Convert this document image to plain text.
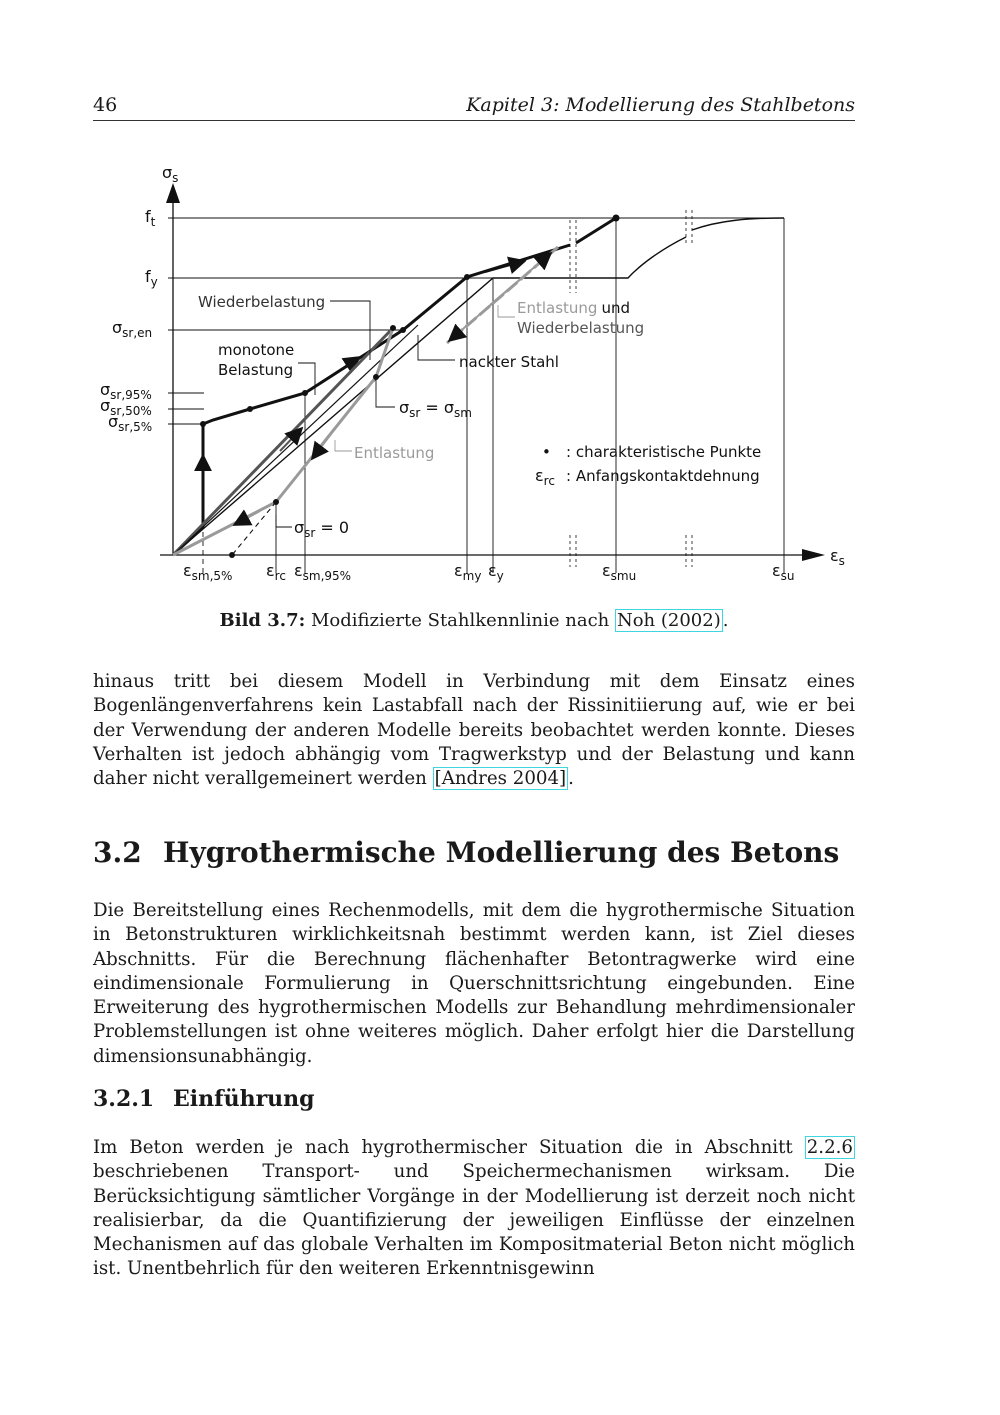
46	Kapitel 3: Modellierung des Stahlbetons
$\sigma_s$
$\varepsilon_s$
$f_t$
$f_y$
$\sigma_{sr,en}$
$\sigma_{sr,95\%}$
$\sigma_{sr,50\%}$
$\sigma_{sr,5\%}$
$\varepsilon_{sm,5\%}$ $\varepsilon_{rc}$ $\varepsilon_{sm,95\%}$	$\varepsilon_{my}$ $\varepsilon_y$	$\varepsilon_{smu}$	$\varepsilon_{su}$
Wiederbelastung
monotone
Belastung
Entlastung und
Wiederbelastung
nackter Stahl
$\sigma_{sr} = \sigma_{sm}$
Entlastung
$\sigma_{sr} = 0$
• : charakteristische Punkte
$\varepsilon_{rc}$ : Anfangskontaktdehnung
Bild 3.7: Modifizierte Stahlkennlinie nach Noh (2002) .

hinaus tritt bei diesem Modell in Verbindung mit dem Einsatz eines Bogenlängenverfahrens kein Lastabfall nach der Rissinitiierung auf, wie er bei der Verwendung der anderen Modelle bereits beobachtet werden konnte. Dieses Verhalten ist jedoch abhängig vom Tragwerkstyp und der Belastung und kann daher nicht verallgemeinert werden [Andres 2004] .

3.2 Hygrothermische Modellierung des Betons

Die Bereitstellung eines Rechenmodells, mit dem die hygrothermische Situation in Betonstrukturen wirklichkeitsnah bestimmt werden kann, ist Ziel dieses Abschnitts. Für die Berechnung flächenhafter Betontragwerke wird eine eindimensionale Formulierung in Querschnittsrichtung eingebunden. Eine Erweiterung des hygrothermischen Modells zur Behandlung mehrdimensionaler Problemstellungen ist ohne weiteres möglich. Daher erfolgt hier die Darstellung dimensionsunabhängig.

3.2.1 Einführung

Im Beton werden je nach hygrothermischer Situation die in Abschnitt 2.2.6 beschriebenen Transport- und Speichermechanismen wirksam. Die Berücksichtigung sämtlicher Vorgänge in der Modellierung ist derzeit noch nicht realisierbar, da die Quantifizierung der jeweiligen Einflüsse der einzelnen Mechanismen auf das globale Verhalten im Kompositmaterial Beton nicht möglich ist. Unentbehrlich für den weiteren Erkenntnisgewinn
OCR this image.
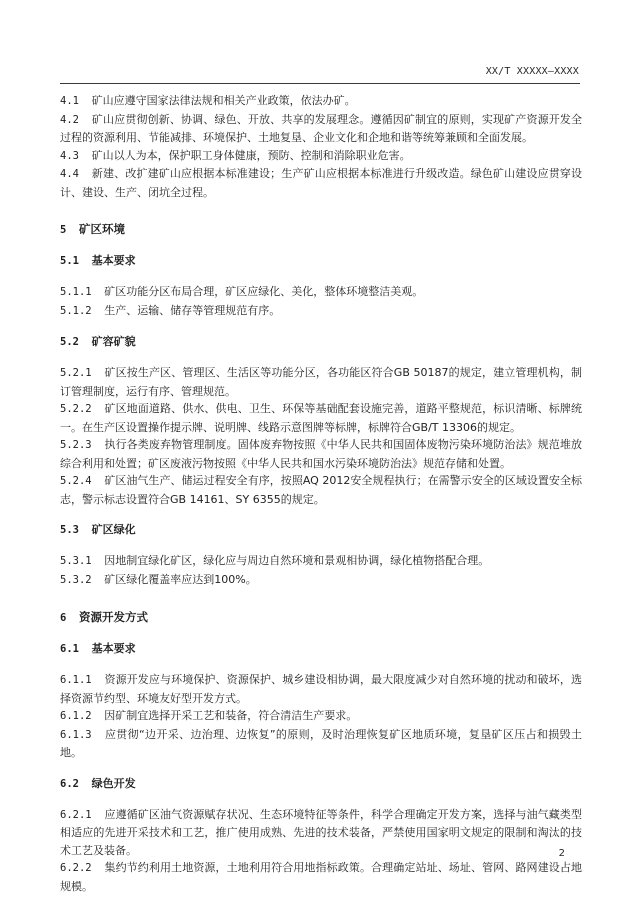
XX/T XXXXX—XXXX

4.1  矿山应遵守国家法律法规和相关产业政策，依法办矿。

4.2  矿山应贯彻创新、协调、绿色、开放、共享的发展理念。遵循因矿制宜的原则，实现矿产资源开发全过程的资源利用、节能减排、环境保护、土地复垦、企业文化和企地和谐等统筹兼顾和全面发展。

4.3  矿山以人为本，保护职工身体健康，预防、控制和消除职业危害。

4.4  新建、改扩建矿山应根据本标准建设；生产矿山应根据本标准进行升级改造。绿色矿山建设应贯穿设计、建设、生产、闭坑全过程。

5  矿区环境
5.1  基本要求

5.1.1  矿区功能分区布局合理，矿区应绿化、美化，整体环境整洁美观。

5.1.2  生产、运输、储存等管理规范有序。

5.2  矿容矿貌

5.2.1  矿区按生产区、管理区、生活区等功能分区，各功能区符合GB 50187的规定，建立管理机构，制订管理制度，运行有序、管理规范。

5.2.2  矿区地面道路、供水、供电、卫生、环保等基础配套设施完善，道路平整规范，标识清晰、标牌统一。在生产区设置操作提示牌、说明牌、线路示意图牌等标牌，标牌符合GB/T 13306的规定。

5.2.3  执行各类废弃物管理制度。固体废弃物按照《中华人民共和国固体废物污染环境防治法》规范堆放综合利用和处置；矿区废液污物按照《中华人民共和国水污染环境防治法》规范存储和处置。

5.2.4  矿区油气生产、储运过程安全有序，按照AQ 2012安全规程执行；在需警示安全的区域设置安全标志，警示标志设置符合GB 14161、SY 6355的规定。

5.3  矿区绿化

5.3.1  因地制宜绿化矿区，绿化应与周边自然环境和景观相协调，绿化植物搭配合理。

5.3.2  矿区绿化覆盖率应达到100%。

6  资源开发方式
6.1  基本要求

6.1.1  资源开发应与环境保护、资源保护、城乡建设相协调，最大限度减少对自然环境的扰动和破坏，选择资源节约型、环境友好型开发方式。

6.1.2  因矿制宜选择开采工艺和装备，符合清洁生产要求。

6.1.3  应贯彻“边开采、边治理、边恢复”的原则，及时治理恢复矿区地质环境，复垦矿区压占和损毁土地。

6.2  绿色开发

6.2.1  应遵循矿区油气资源赋存状况、生态环境特征等条件，科学合理确定开发方案，选择与油气藏类型相适应的先进开采技术和工艺，推广使用成熟、先进的技术装备，严禁使用国家明文规定的限制和淘汰的技术工艺及装备。

6.2.2  集约节约利用土地资源，土地利用符合用地指标政策。合理确定站址、场址、管网、路网建设占地规模。

2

----------

- EXERCISE GOAL: Leave out the pictures, and extract exactly the lines from the one with "OCR this image." through the end of the records, both ends included.

- THE RESPONSE:
OCR this image.
XX/T XXXXX—XXXX

4.1  矿山应遵守国家法律法规和相关产业政策，依法办矿。

4.2  矿山应贯彻创新、协调、绿色、开放、共享的发展理念。遵循因矿制宜的原则，实现矿产资源开发全过程的资源利用、节能减排、环境保护、土地复垦、企业文化和企地和谐等统筹兼顾和全面发展。

4.3  矿山以人为本，保护职工身体健康，预防、控制和消除职业危害。

4.4  新建、改扩建矿山应根据本标准建设；生产矿山应根据本标准进行升级改造。绿色矿山建设应贯穿设计、建设、生产、闭坑全过程。

5  矿区环境
5.1  基本要求

5.1.1  矿区功能分区布局合理，矿区应绿化、美化，整体环境整洁美观。

5.1.2  生产、运输、储存等管理规范有序。

5.2  矿容矿貌

5.2.1  矿区按生产区、管理区、生活区等功能分区，各功能区符合GB 50187的规定，建立管理机构，制订管理制度，运行有序、管理规范。

5.2.2  矿区地面道路、供水、供电、卫生、环保等基础配套设施完善，道路平整规范，标识清晰、标牌统一。在生产区设置操作提示牌、说明牌、线路示意图牌等标牌，标牌符合GB/T 13306的规定。

5.2.3  执行各类废弃物管理制度。固体废弃物按照《中华人民共和国固体废物污染环境防治法》规范堆放综合利用和处置；矿区废液污物按照《中华人民共和国水污染环境防治法》规范存储和处置。

5.2.4  矿区油气生产、储运过程安全有序，按照AQ 2012安全规程执行；在需警示安全的区域设置安全标志，警示标志设置符合GB 14161、SY 6355的规定。

5.3  矿区绿化

5.3.1  因地制宜绿化矿区，绿化应与周边自然环境和景观相协调，绿化植物搭配合理。

5.3.2  矿区绿化覆盖率应达到100%。

6  资源开发方式
6.1  基本要求

6.1.1  资源开发应与环境保护、资源保护、城乡建设相协调，最大限度减少对自然环境的扰动和破坏，选择资源节约型、环境友好型开发方式。

6.1.2  因矿制宜选择开采工艺和装备，符合清洁生产要求。

6.1.3  应贯彻“边开采、边治理、边恢复”的原则，及时治理恢复矿区地质环境，复垦矿区压占和损毁土地。

6.2  绿色开发

6.2.1  应遵循矿区油气资源赋存状况、生态环境特征等条件，科学合理确定开发方案，选择与油气藏类型相适应的先进开采技术和工艺，推广使用成熟、先进的技术装备，严禁使用国家明文规定的限制和淘汰的技术工艺及装备。

6.2.2  集约节约利用土地资源，土地利用符合用地指标政策。合理确定站址、场址、管网、路网建设占地规模。

2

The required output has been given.